— Given records —
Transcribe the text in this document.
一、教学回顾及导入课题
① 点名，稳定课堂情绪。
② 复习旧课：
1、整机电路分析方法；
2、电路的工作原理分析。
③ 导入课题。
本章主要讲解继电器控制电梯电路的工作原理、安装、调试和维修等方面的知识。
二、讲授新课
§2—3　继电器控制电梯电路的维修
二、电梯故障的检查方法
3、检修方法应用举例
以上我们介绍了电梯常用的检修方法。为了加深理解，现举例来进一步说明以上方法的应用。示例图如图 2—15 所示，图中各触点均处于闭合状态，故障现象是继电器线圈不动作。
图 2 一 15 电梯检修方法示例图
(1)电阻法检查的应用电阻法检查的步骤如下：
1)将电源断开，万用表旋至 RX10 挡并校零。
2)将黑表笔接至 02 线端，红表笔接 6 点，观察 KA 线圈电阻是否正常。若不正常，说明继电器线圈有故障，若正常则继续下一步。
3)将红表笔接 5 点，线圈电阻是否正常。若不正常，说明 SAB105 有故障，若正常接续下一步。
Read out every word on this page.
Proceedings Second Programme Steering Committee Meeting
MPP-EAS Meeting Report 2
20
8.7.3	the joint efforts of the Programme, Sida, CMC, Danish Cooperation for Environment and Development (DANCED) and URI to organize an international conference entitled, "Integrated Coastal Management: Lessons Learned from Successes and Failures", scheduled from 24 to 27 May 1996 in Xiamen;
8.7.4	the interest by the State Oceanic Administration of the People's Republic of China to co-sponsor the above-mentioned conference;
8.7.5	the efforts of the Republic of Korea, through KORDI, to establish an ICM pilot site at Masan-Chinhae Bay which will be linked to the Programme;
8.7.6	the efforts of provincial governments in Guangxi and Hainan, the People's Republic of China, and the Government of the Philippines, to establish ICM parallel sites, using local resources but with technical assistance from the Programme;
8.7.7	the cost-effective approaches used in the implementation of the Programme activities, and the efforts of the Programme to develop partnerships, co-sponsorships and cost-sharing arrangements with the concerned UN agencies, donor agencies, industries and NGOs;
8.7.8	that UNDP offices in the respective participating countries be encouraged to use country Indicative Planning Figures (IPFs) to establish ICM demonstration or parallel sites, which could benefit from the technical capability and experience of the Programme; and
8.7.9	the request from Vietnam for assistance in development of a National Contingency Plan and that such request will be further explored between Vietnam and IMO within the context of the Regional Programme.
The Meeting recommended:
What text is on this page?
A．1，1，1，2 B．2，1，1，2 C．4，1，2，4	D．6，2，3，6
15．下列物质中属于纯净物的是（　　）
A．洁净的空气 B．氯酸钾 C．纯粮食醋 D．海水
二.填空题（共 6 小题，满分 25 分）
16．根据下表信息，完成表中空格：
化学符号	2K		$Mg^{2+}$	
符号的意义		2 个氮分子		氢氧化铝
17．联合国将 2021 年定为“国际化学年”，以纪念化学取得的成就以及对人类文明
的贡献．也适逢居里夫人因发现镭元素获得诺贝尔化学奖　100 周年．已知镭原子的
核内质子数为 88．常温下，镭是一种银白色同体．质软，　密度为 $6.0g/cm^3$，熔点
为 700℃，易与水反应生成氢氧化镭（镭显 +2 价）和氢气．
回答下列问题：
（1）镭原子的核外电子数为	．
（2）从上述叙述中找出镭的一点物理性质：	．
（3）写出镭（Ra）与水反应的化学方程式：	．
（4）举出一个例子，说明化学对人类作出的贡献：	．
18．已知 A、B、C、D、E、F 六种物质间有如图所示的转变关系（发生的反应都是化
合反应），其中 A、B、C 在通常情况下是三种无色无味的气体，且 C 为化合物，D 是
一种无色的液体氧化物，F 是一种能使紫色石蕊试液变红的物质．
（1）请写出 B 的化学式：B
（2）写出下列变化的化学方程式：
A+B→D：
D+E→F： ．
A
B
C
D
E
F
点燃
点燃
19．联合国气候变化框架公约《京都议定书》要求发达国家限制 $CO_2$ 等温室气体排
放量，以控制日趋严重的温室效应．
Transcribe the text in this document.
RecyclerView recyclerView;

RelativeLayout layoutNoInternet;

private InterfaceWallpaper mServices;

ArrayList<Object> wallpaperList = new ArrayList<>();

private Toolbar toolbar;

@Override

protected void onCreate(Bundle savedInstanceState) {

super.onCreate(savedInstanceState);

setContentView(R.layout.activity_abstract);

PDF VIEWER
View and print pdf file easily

— Exercise requirements —
For the data above, state how many lines contain "that"; the number is the whole answer.

— The answer —
2